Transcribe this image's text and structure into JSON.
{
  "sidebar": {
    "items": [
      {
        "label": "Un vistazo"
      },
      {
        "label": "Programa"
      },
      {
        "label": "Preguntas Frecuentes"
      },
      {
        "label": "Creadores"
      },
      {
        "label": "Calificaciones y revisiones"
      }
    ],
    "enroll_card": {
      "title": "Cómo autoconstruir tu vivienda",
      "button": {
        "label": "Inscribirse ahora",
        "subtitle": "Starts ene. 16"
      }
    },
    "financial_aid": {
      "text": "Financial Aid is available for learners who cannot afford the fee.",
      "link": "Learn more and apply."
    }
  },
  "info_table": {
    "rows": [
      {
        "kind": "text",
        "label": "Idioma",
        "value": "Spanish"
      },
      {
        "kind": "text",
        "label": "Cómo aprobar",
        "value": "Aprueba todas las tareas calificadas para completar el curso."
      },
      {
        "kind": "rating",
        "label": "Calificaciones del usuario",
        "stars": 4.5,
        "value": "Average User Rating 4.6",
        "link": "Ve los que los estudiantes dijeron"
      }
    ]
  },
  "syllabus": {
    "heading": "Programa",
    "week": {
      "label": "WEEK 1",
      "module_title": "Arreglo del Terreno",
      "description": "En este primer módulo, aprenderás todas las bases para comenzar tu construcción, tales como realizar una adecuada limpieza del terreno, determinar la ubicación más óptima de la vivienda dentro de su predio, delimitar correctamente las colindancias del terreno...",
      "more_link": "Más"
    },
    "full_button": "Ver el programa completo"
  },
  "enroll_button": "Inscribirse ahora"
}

= = = = = = =

Your task: Show the lines where the word "vivienda" appears in the entries.

Exercise answer:
      "title": "Cómo autoconstruir tu vivienda",
      "description": "En este primer módulo, aprenderás todas las bases para comenzar tu construcción, tales como realizar una adecuada limpieza del terreno, determinar la ubicación más óptima de la vivienda dentro de su predio, delimitar correctamente las colindancias del terreno...",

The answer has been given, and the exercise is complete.